[A block of data]
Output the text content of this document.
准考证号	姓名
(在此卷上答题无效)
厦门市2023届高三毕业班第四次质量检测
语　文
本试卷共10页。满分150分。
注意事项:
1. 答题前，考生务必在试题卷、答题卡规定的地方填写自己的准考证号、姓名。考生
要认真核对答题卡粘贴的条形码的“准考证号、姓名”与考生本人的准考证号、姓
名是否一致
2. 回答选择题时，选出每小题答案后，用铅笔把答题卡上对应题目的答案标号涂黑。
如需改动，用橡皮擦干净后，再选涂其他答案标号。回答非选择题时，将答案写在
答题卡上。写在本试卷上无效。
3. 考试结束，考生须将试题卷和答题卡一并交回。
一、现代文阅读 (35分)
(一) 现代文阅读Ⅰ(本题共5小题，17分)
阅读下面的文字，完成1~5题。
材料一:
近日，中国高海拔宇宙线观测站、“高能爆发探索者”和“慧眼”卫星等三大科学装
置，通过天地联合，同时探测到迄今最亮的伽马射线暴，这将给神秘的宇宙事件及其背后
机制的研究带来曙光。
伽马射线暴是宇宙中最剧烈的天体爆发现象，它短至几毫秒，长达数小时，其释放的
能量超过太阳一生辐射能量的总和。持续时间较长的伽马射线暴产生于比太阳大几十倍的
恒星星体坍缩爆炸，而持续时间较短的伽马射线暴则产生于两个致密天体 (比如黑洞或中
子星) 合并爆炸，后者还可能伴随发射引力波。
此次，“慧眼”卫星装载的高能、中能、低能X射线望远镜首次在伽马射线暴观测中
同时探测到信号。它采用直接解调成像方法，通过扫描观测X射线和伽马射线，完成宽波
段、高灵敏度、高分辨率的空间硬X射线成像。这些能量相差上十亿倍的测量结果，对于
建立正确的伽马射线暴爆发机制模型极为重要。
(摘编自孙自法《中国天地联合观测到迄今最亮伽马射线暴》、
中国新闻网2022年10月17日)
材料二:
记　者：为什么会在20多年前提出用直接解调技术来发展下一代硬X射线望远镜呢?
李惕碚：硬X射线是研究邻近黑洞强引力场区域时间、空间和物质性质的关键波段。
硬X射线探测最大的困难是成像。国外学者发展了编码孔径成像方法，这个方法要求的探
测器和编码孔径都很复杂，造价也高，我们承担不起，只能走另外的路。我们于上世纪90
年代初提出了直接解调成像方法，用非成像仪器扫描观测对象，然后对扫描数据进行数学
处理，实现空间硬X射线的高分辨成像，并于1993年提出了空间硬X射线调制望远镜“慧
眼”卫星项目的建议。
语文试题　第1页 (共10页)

What you will do. Extract each line from the listing above, please, and repeat it exactly.

Task result.
Output the text content of this document.
准考证号	姓名
(在此卷上答题无效)
厦门市2023届高三毕业班第四次质量检测
语　文
本试卷共10页。满分150分。
注意事项:
1. 答题前，考生务必在试题卷、答题卡规定的地方填写自己的准考证号、姓名。考生
要认真核对答题卡粘贴的条形码的“准考证号、姓名”与考生本人的准考证号、姓
名是否一致
2. 回答选择题时，选出每小题答案后，用铅笔把答题卡上对应题目的答案标号涂黑。
如需改动，用橡皮擦干净后，再选涂其他答案标号。回答非选择题时，将答案写在
答题卡上。写在本试卷上无效。
3. 考试结束，考生须将试题卷和答题卡一并交回。
一、现代文阅读 (35分)
(一) 现代文阅读Ⅰ(本题共5小题，17分)
阅读下面的文字，完成1~5题。
材料一:
近日，中国高海拔宇宙线观测站、“高能爆发探索者”和“慧眼”卫星等三大科学装
置，通过天地联合，同时探测到迄今最亮的伽马射线暴，这将给神秘的宇宙事件及其背后
机制的研究带来曙光。
伽马射线暴是宇宙中最剧烈的天体爆发现象，它短至几毫秒，长达数小时，其释放的
能量超过太阳一生辐射能量的总和。持续时间较长的伽马射线暴产生于比太阳大几十倍的
恒星星体坍缩爆炸，而持续时间较短的伽马射线暴则产生于两个致密天体 (比如黑洞或中
子星) 合并爆炸，后者还可能伴随发射引力波。
此次，“慧眼”卫星装载的高能、中能、低能X射线望远镜首次在伽马射线暴观测中
同时探测到信号。它采用直接解调成像方法，通过扫描观测X射线和伽马射线，完成宽波
段、高灵敏度、高分辨率的空间硬X射线成像。这些能量相差上十亿倍的测量结果，对于
建立正确的伽马射线暴爆发机制模型极为重要。
(摘编自孙自法《中国天地联合观测到迄今最亮伽马射线暴》、
中国新闻网2022年10月17日)
材料二:
记　者：为什么会在20多年前提出用直接解调技术来发展下一代硬X射线望远镜呢?
李惕碚：硬X射线是研究邻近黑洞强引力场区域时间、空间和物质性质的关键波段。
硬X射线探测最大的困难是成像。国外学者发展了编码孔径成像方法，这个方法要求的探
测器和编码孔径都很复杂，造价也高，我们承担不起，只能走另外的路。我们于上世纪90
年代初提出了直接解调成像方法，用非成像仪器扫描观测对象，然后对扫描数据进行数学
处理，实现空间硬X射线的高分辨成像，并于1993年提出了空间硬X射线调制望远镜“慧
眼”卫星项目的建议。
语文试题　第1页 (共10页)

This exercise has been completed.